[Records from a dataset]
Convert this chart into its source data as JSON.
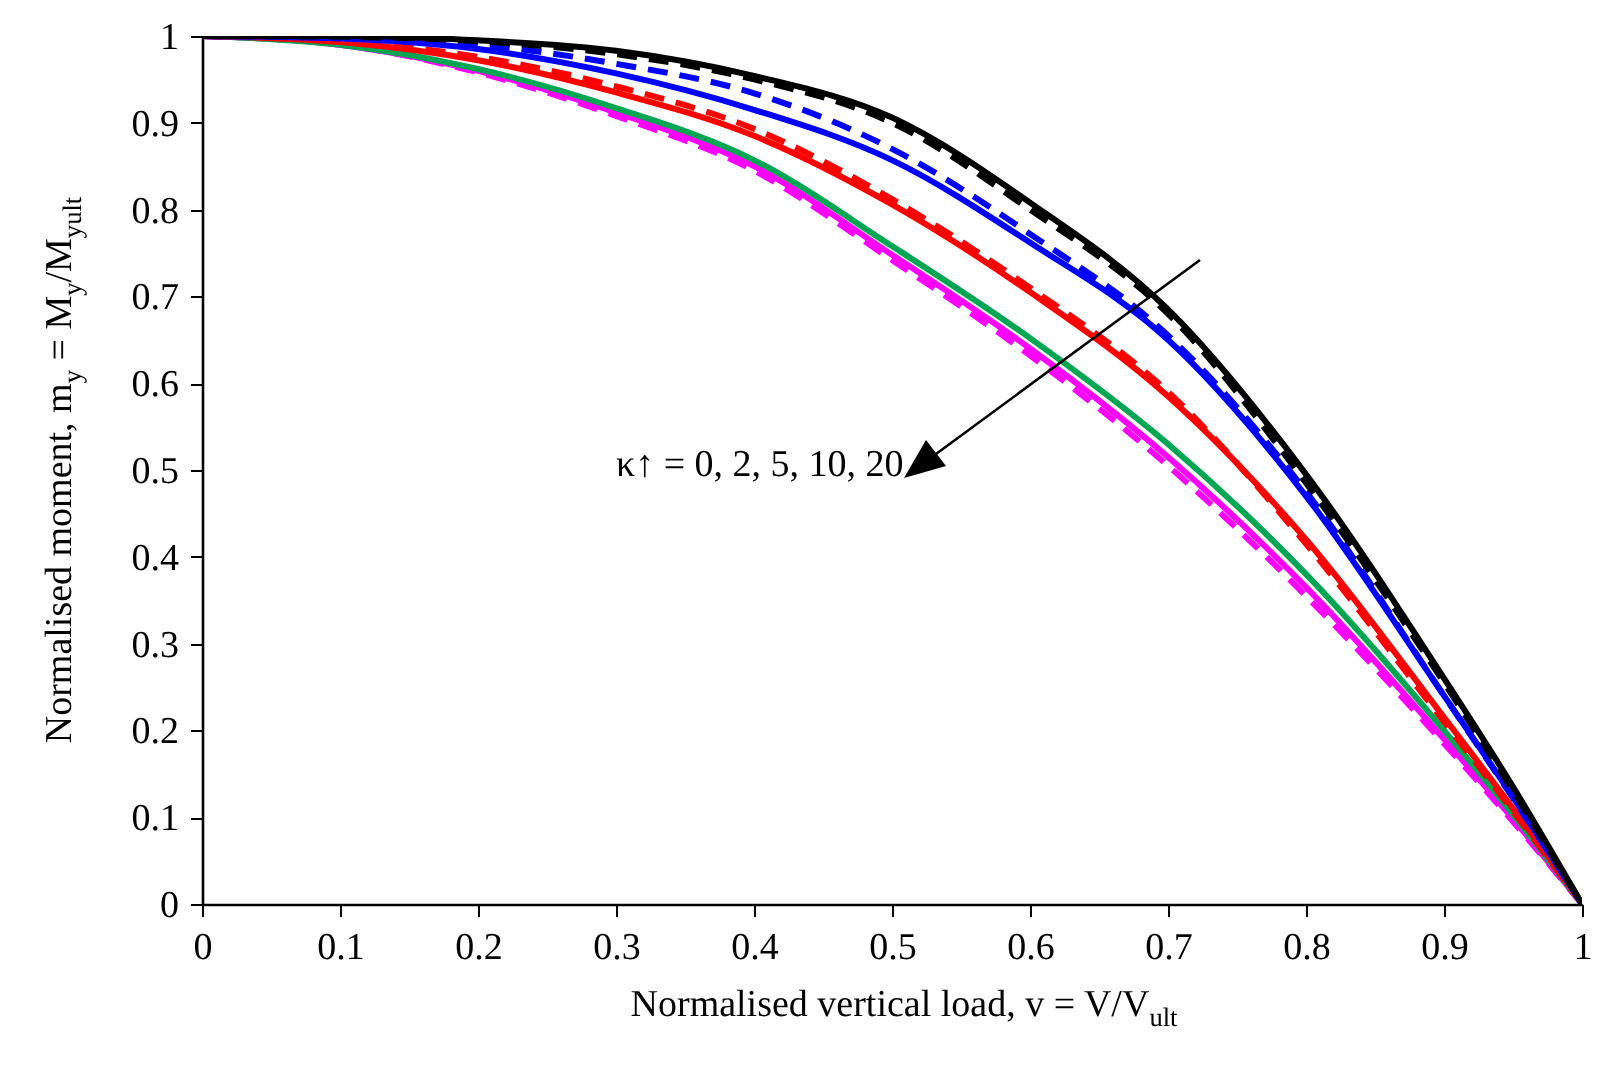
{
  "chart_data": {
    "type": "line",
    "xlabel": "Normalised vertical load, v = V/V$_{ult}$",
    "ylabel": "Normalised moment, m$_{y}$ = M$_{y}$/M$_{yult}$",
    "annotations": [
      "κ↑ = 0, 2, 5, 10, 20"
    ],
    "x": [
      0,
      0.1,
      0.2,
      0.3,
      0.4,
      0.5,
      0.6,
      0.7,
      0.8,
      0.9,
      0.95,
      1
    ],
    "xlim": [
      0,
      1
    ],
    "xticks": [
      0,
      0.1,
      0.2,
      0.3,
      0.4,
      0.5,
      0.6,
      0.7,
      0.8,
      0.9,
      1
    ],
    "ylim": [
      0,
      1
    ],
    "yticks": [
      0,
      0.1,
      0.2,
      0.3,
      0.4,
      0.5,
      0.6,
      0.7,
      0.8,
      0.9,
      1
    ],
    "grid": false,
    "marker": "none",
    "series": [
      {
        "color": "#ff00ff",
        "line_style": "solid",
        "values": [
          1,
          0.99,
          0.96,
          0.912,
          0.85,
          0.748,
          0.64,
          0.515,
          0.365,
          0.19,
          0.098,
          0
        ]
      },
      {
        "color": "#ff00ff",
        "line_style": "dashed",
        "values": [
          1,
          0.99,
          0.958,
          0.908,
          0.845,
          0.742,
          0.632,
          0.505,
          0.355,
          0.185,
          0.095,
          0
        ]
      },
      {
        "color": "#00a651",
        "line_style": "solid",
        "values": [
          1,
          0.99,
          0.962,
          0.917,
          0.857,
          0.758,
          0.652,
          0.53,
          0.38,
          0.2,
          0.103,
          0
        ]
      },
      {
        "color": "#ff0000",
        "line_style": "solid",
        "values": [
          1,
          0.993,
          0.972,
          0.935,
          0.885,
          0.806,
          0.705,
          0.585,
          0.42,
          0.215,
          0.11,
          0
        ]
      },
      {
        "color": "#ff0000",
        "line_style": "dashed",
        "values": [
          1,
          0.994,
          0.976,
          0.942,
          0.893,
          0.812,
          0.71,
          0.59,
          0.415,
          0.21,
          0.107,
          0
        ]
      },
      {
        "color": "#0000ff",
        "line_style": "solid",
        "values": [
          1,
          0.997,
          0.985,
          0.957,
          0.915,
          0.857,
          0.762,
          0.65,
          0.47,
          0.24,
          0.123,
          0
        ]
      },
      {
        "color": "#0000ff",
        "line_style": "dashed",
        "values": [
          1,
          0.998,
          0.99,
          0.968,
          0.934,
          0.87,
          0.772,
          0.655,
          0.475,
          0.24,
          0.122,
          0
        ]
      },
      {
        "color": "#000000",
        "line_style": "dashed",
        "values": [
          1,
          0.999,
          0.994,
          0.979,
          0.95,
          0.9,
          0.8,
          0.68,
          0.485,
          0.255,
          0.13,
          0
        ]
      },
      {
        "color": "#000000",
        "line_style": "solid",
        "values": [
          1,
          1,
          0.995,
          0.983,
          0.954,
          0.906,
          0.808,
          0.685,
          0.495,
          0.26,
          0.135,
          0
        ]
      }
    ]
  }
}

## EXERCISE AIM
Retype all entries exactly as they appear, dropping the images.

## OUTPUT OF THE TASK
Convert this chart into its source data as JSON.
{
  "chart_data": {
    "type": "line",
    "xlabel": "Normalised vertical load, v = V/V$_{ult}$",
    "ylabel": "Normalised moment, m$_{y}$ = M$_{y}$/M$_{yult}$",
    "annotations": [
      "κ↑ = 0, 2, 5, 10, 20"
    ],
    "x": [
      0,
      0.1,
      0.2,
      0.3,
      0.4,
      0.5,
      0.6,
      0.7,
      0.8,
      0.9,
      0.95,
      1
    ],
    "xlim": [
      0,
      1
    ],
    "xticks": [
      0,
      0.1,
      0.2,
      0.3,
      0.4,
      0.5,
      0.6,
      0.7,
      0.8,
      0.9,
      1
    ],
    "ylim": [
      0,
      1
    ],
    "yticks": [
      0,
      0.1,
      0.2,
      0.3,
      0.4,
      0.5,
      0.6,
      0.7,
      0.8,
      0.9,
      1
    ],
    "grid": false,
    "marker": "none",
    "series": [
      {
        "color": "#ff00ff",
        "line_style": "solid",
        "values": [
          1,
          0.99,
          0.96,
          0.912,
          0.85,
          0.748,
          0.64,
          0.515,
          0.365,
          0.19,
          0.098,
          0
        ]
      },
      {
        "color": "#ff00ff",
        "line_style": "dashed",
        "values": [
          1,
          0.99,
          0.958,
          0.908,
          0.845,
          0.742,
          0.632,
          0.505,
          0.355,
          0.185,
          0.095,
          0
        ]
      },
      {
        "color": "#00a651",
        "line_style": "solid",
        "values": [
          1,
          0.99,
          0.962,
          0.917,
          0.857,
          0.758,
          0.652,
          0.53,
          0.38,
          0.2,
          0.103,
          0
        ]
      },
      {
        "color": "#ff0000",
        "line_style": "solid",
        "values": [
          1,
          0.993,
          0.972,
          0.935,
          0.885,
          0.806,
          0.705,
          0.585,
          0.42,
          0.215,
          0.11,
          0
        ]
      },
      {
        "color": "#ff0000",
        "line_style": "dashed",
        "values": [
          1,
          0.994,
          0.976,
          0.942,
          0.893,
          0.812,
          0.71,
          0.59,
          0.415,
          0.21,
          0.107,
          0
        ]
      },
      {
        "color": "#0000ff",
        "line_style": "solid",
        "values": [
          1,
          0.997,
          0.985,
          0.957,
          0.915,
          0.857,
          0.762,
          0.65,
          0.47,
          0.24,
          0.123,
          0
        ]
      },
      {
        "color": "#0000ff",
        "line_style": "dashed",
        "values": [
          1,
          0.998,
          0.99,
          0.968,
          0.934,
          0.87,
          0.772,
          0.655,
          0.475,
          0.24,
          0.122,
          0
        ]
      },
      {
        "color": "#000000",
        "line_style": "dashed",
        "values": [
          1,
          0.999,
          0.994,
          0.979,
          0.95,
          0.9,
          0.8,
          0.68,
          0.485,
          0.255,
          0.13,
          0
        ]
      },
      {
        "color": "#000000",
        "line_style": "solid",
        "values": [
          1,
          1,
          0.995,
          0.983,
          0.954,
          0.906,
          0.808,
          0.685,
          0.495,
          0.26,
          0.135,
          0
        ]
      }
    ]
  }
}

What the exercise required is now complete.